▸ **INSTRUCTIONS FOR THE TASK**: Restate every entry word for word.
* * * * *
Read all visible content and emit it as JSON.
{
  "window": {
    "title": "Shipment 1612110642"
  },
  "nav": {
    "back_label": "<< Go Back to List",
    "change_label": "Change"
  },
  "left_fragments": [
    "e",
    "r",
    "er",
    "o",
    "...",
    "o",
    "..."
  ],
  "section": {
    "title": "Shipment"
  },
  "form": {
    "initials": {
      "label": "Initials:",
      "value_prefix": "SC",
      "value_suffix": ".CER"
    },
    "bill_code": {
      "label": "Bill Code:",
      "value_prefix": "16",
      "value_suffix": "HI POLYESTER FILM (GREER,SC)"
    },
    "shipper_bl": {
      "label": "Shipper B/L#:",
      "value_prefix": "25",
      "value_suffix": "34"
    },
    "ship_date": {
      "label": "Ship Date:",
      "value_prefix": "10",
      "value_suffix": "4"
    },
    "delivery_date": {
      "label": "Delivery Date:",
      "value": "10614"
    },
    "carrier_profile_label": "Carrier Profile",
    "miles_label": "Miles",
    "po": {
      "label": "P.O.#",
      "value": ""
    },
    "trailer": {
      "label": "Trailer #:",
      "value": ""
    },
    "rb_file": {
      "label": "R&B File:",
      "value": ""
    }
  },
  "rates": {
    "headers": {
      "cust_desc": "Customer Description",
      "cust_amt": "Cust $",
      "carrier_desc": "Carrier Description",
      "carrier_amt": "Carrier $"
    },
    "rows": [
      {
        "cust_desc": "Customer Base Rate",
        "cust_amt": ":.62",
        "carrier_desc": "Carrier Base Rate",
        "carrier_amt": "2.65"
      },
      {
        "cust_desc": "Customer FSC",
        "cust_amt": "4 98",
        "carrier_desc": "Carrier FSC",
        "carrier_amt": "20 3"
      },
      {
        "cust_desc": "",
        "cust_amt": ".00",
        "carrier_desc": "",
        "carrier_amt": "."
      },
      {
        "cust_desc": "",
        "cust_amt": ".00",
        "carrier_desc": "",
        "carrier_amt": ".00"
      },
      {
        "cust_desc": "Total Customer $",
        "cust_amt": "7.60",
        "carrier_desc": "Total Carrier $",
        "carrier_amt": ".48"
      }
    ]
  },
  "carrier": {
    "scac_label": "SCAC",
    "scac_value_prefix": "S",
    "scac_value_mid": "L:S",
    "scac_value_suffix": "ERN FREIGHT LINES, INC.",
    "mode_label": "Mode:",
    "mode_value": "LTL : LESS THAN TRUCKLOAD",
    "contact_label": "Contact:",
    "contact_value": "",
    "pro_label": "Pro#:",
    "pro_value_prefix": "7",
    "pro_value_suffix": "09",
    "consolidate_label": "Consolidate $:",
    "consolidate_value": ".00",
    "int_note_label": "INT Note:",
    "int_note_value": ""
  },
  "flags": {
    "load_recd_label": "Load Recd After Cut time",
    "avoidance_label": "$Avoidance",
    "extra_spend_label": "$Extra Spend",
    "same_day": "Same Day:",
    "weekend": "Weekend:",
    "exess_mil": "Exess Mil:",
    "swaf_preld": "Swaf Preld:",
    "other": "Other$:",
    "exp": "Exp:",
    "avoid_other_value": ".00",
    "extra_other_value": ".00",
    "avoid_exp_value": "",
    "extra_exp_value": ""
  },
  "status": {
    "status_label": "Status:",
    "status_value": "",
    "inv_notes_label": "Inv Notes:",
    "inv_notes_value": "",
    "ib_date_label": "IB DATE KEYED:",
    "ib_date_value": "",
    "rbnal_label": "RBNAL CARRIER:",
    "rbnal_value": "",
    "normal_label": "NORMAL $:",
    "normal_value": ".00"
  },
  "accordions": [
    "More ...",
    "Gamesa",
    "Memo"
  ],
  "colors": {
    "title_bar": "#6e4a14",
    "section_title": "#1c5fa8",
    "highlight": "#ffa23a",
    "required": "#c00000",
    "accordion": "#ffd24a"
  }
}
* * * * *
▸ **COMPLETED EXERCISE**:
Read all visible content and emit it as JSON.
{
  "window": {
    "title": "Shipment 1612110642"
  },
  "nav": {
    "back_label": "<< Go Back to List",
    "change_label": "Change"
  },
  "left_fragments": [
    "e",
    "r",
    "er",
    "o",
    "...",
    "o",
    "..."
  ],
  "section": {
    "title": "Shipment"
  },
  "form": {
    "initials": {
      "label": "Initials:",
      "value_prefix": "SC",
      "value_suffix": ".CER"
    },
    "bill_code": {
      "label": "Bill Code:",
      "value_prefix": "16",
      "value_suffix": "HI POLYESTER FILM (GREER,SC)"
    },
    "shipper_bl": {
      "label": "Shipper B/L#:",
      "value_prefix": "25",
      "value_suffix": "34"
    },
    "ship_date": {
      "label": "Ship Date:",
      "value_prefix": "10",
      "value_suffix": "4"
    },
    "delivery_date": {
      "label": "Delivery Date:",
      "value": "10614"
    },
    "carrier_profile_label": "Carrier Profile",
    "miles_label": "Miles",
    "po": {
      "label": "P.O.#",
      "value": ""
    },
    "trailer": {
      "label": "Trailer #:",
      "value": ""
    },
    "rb_file": {
      "label": "R&B File:",
      "value": ""
    }
  },
  "rates": {
    "headers": {
      "cust_desc": "Customer Description",
      "cust_amt": "Cust $",
      "carrier_desc": "Carrier Description",
      "carrier_amt": "Carrier $"
    },
    "rows": [
      {
        "cust_desc": "Customer Base Rate",
        "cust_amt": ":.62",
        "carrier_desc": "Carrier Base Rate",
        "carrier_amt": "2.65"
      },
      {
        "cust_desc": "Customer FSC",
        "cust_amt": "4 98",
        "carrier_desc": "Carrier FSC",
        "carrier_amt": "20 3"
      },
      {
        "cust_desc": "",
        "cust_amt": ".00",
        "carrier_desc": "",
        "carrier_amt": "."
      },
      {
        "cust_desc": "",
        "cust_amt": ".00",
        "carrier_desc": "",
        "carrier_amt": ".00"
      },
      {
        "cust_desc": "Total Customer $",
        "cust_amt": "7.60",
        "carrier_desc": "Total Carrier $",
        "carrier_amt": ".48"
      }
    ]
  },
  "carrier": {
    "scac_label": "SCAC",
    "scac_value_prefix": "S",
    "scac_value_mid": "L:S",
    "scac_value_suffix": "ERN FREIGHT LINES, INC.",
    "mode_label": "Mode:",
    "mode_value": "LTL : LESS THAN TRUCKLOAD",
    "contact_label": "Contact:",
    "contact_value": "",
    "pro_label": "Pro#:",
    "pro_value_prefix": "7",
    "pro_value_suffix": "09",
    "consolidate_label": "Consolidate $:",
    "consolidate_value": ".00",
    "int_note_label": "INT Note:",
    "int_note_value": ""
  },
  "flags": {
    "load_recd_label": "Load Recd After Cut time",
    "avoidance_label": "$Avoidance",
    "extra_spend_label": "$Extra Spend",
    "same_day": "Same Day:",
    "weekend": "Weekend:",
    "exess_mil": "Exess Mil:",
    "swaf_preld": "Swaf Preld:",
    "other": "Other$:",
    "exp": "Exp:",
    "avoid_other_value": ".00",
    "extra_other_value": ".00",
    "avoid_exp_value": "",
    "extra_exp_value": ""
  },
  "status": {
    "status_label": "Status:",
    "status_value": "",
    "inv_notes_label": "Inv Notes:",
    "inv_notes_value": "",
    "ib_date_label": "IB DATE KEYED:",
    "ib_date_value": "",
    "rbnal_label": "RBNAL CARRIER:",
    "rbnal_value": "",
    "normal_label": "NORMAL $:",
    "normal_value": ".00"
  },
  "accordions": [
    "More ...",
    "Gamesa",
    "Memo"
  ],
  "colors": {
    "title_bar": "#6e4a14",
    "section_title": "#1c5fa8",
    "highlight": "#ffa23a",
    "required": "#c00000",
    "accordion": "#ffd24a"
  }
}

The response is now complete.